## TASK PROMPT
Output every line exactly as written. Leave out pictures.

** Start of INPUT MATERIAL **

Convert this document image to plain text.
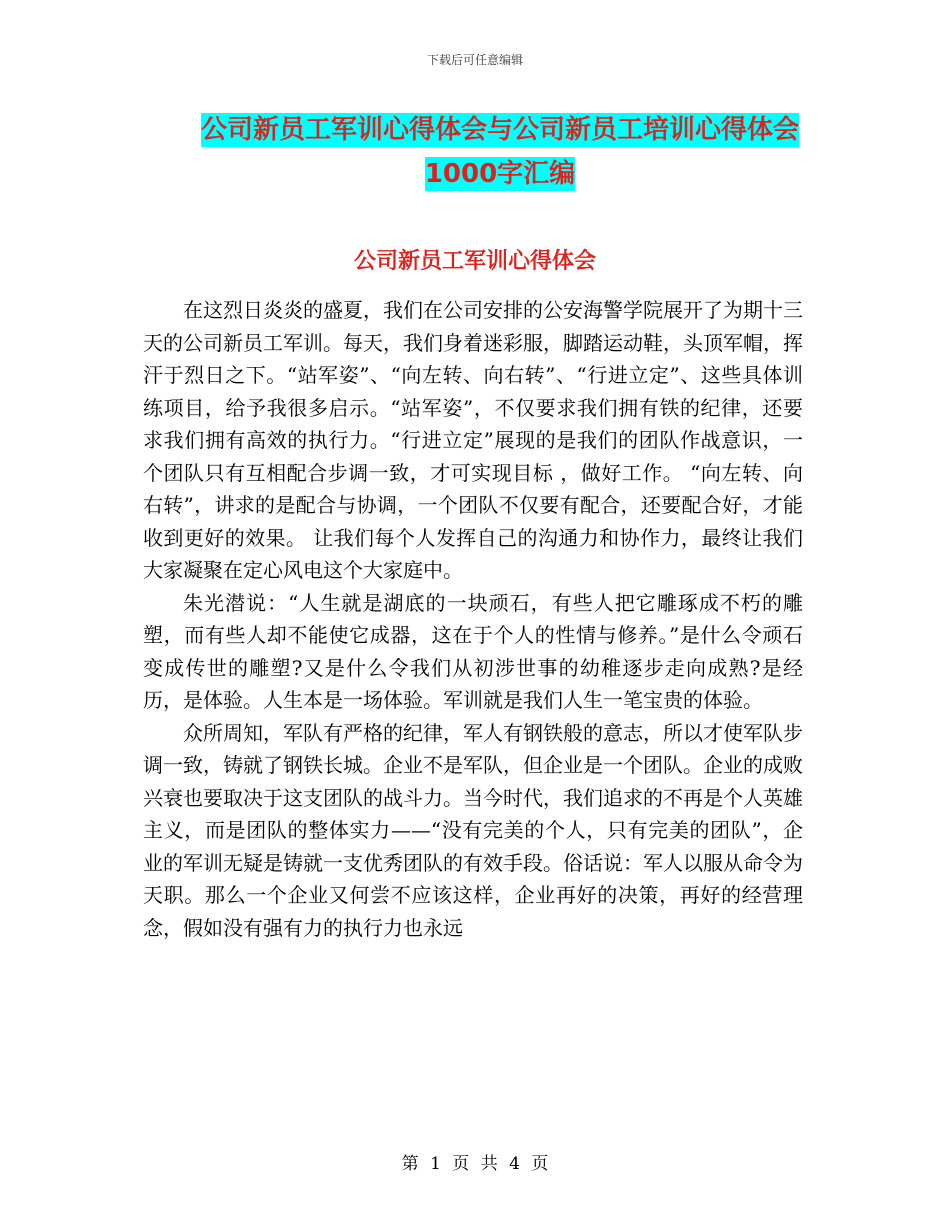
下载后可任意编辑
公司新员工军训心得体会与公司新员工培训心得体会
1000字汇编
公司新员工军训心得体会

在这烈日炎炎的盛夏，我们在公司安排的公安海警学院展开了为期十三天的公司新员工军训。每天，我们身着迷彩服，脚踏运动鞋，头顶军帽，挥汗于烈日之下。“站军姿”、“向左转、向右转”、“行进立定”、这些具体训练项目，给予我很多启示。“站军姿”，不仅要求我们拥有铁的纪律，还要求我们拥有高效的执行力。“行进立定”展现的是我们的团队作战意识，一个团队只有互相配合步调一致，才可实现目标 ，做好工作。 “向左转、向右转”，讲求的是配合与协调，一个团队不仅要有配合，还要配合好，才能收到更好的效果。 让我们每个人发挥自己的沟通力和协作力，最终让我们大家凝聚在定心风电这个大家庭中。

朱光潜说：“人生就是湖底的一块顽石，有些人把它雕琢成不朽的雕塑，而有些人却不能使它成器，这在于个人的性情与修养。”是什么令顽石变成传世的雕塑?又是什么令我们从初涉世事的幼稚逐步走向成熟?是经历，是体验。人生本是一场体验。军训就是我们人生一笔宝贵的体验。

众所周知，军队有严格的纪律，军人有钢铁般的意志，所以才使军队步调一致，铸就了钢铁长城。企业不是军队，但企业是一个团队。企业的成败兴衰也要取决于这支团队的战斗力。当今时代，我们追求的不再是个人英雄主义，而是团队的整体实力——“没有完美的个人，只有完美的团队”，企业的军训无疑是铸就一支优秀团队的有效手段。俗话说：军人以服从命令为天职。那么一个企业又何尝不应该这样，企业再好的决策，再好的经营理念，假如没有强有力的执行力也永远

第 1 页 共 4 页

** End of INPUT MATERIAL **

## RESPONSE FOR THIS EXERCISE
Convert this document image to plain text.
下载后可任意编辑
公司新员工军训心得体会与公司新员工培训心得体会
1000字汇编
公司新员工军训心得体会

在这烈日炎炎的盛夏，我们在公司安排的公安海警学院展开了为期十三天的公司新员工军训。每天，我们身着迷彩服，脚踏运动鞋，头顶军帽，挥汗于烈日之下。“站军姿”、“向左转、向右转”、“行进立定”、这些具体训练项目，给予我很多启示。“站军姿”，不仅要求我们拥有铁的纪律，还要求我们拥有高效的执行力。“行进立定”展现的是我们的团队作战意识，一个团队只有互相配合步调一致，才可实现目标 ，做好工作。 “向左转、向右转”，讲求的是配合与协调，一个团队不仅要有配合，还要配合好，才能收到更好的效果。 让我们每个人发挥自己的沟通力和协作力，最终让我们大家凝聚在定心风电这个大家庭中。

朱光潜说：“人生就是湖底的一块顽石，有些人把它雕琢成不朽的雕塑，而有些人却不能使它成器，这在于个人的性情与修养。”是什么令顽石变成传世的雕塑?又是什么令我们从初涉世事的幼稚逐步走向成熟?是经历，是体验。人生本是一场体验。军训就是我们人生一笔宝贵的体验。

众所周知，军队有严格的纪律，军人有钢铁般的意志，所以才使军队步调一致，铸就了钢铁长城。企业不是军队，但企业是一个团队。企业的成败兴衰也要取决于这支团队的战斗力。当今时代，我们追求的不再是个人英雄主义，而是团队的整体实力——“没有完美的个人，只有完美的团队”，企业的军训无疑是铸就一支优秀团队的有效手段。俗话说：军人以服从命令为天职。那么一个企业又何尝不应该这样，企业再好的决策，再好的经营理念，假如没有强有力的执行力也永远

第 1 页 共 4 页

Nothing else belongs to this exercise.